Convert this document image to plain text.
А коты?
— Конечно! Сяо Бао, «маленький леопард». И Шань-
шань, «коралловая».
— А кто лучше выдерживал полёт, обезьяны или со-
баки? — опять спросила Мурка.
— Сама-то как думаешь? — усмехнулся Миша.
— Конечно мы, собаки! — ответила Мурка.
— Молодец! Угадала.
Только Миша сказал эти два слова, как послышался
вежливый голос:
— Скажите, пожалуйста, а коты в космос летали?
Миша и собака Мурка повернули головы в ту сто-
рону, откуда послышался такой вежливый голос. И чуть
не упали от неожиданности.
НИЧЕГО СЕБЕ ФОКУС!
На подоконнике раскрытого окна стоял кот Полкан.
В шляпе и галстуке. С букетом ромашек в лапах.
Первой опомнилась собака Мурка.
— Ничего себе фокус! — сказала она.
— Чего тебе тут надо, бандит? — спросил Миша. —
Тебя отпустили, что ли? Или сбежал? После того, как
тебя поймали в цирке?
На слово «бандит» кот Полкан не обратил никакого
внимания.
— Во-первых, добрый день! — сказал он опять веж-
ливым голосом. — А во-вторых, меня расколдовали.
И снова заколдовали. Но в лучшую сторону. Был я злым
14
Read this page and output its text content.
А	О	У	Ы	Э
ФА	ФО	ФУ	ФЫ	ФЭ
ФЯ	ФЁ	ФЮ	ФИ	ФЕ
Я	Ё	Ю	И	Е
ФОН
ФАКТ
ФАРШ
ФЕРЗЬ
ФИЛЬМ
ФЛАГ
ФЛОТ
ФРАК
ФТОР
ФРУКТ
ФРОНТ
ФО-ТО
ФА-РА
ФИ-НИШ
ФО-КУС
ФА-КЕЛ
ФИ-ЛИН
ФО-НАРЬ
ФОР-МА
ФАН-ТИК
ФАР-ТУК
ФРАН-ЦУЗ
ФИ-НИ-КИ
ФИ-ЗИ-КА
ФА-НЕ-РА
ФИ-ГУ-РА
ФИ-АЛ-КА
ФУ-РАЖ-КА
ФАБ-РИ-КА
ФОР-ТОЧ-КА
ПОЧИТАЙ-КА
□ □ □ □ □ □ □
◆ Prompt:
Take the listing above and set it down exactly.

◆ Answer for the task:
Convert this document image to plain text.
А коты?
— Конечно! Сяо Бао, «маленький леопард». И Шань-
шань, «коралловая».
— А кто лучше выдерживал полёт, обезьяны или со-
баки? — опять спросила Мурка.
— Сама-то как думаешь? — усмехнулся Миша.
— Конечно мы, собаки! — ответила Мурка.
— Молодец! Угадала.
Только Миша сказал эти два слова, как послышался
вежливый голос:
— Скажите, пожалуйста, а коты в космос летали?
Миша и собака Мурка повернули головы в ту сто-
рону, откуда послышался такой вежливый голос. И чуть
не упали от неожиданности.
НИЧЕГО СЕБЕ ФОКУС!
На подоконнике раскрытого окна стоял кот Полкан.
В шляпе и галстуке. С букетом ромашек в лапах.
Первой опомнилась собака Мурка.
— Ничего себе фокус! — сказала она.
— Чего тебе тут надо, бандит? — спросил Миша. —
Тебя отпустили, что ли? Или сбежал? После того, как
тебя поймали в цирке?
На слово «бандит» кот Полкан не обратил никакого
внимания.
— Во-первых, добрый день! — сказал он опять веж-
ливым голосом. — А во-вторых, меня расколдовали.
И снова заколдовали. Но в лучшую сторону. Был я злым
14
Read this page and output its text content.
А	О	У	Ы	Э
ФА	ФО	ФУ	ФЫ	ФЭ
ФЯ	ФЁ	ФЮ	ФИ	ФЕ
Я	Ё	Ю	И	Е
ФОН
ФАКТ
ФАРШ
ФЕРЗЬ
ФИЛЬМ
ФЛАГ
ФЛОТ
ФРАК
ФТОР
ФРУКТ
ФРОНТ
ФО-ТО
ФА-РА
ФИ-НИШ
ФО-КУС
ФА-КЕЛ
ФИ-ЛИН
ФО-НАРЬ
ФОР-МА
ФАН-ТИК
ФАР-ТУК
ФРАН-ЦУЗ
ФИ-НИ-КИ
ФИ-ЗИ-КА
ФА-НЕ-РА
ФИ-ГУ-РА
ФИ-АЛ-КА
ФУ-РАЖ-КА
ФАБ-РИ-КА
ФОР-ТОЧ-КА
ПОЧИТАЙ-КА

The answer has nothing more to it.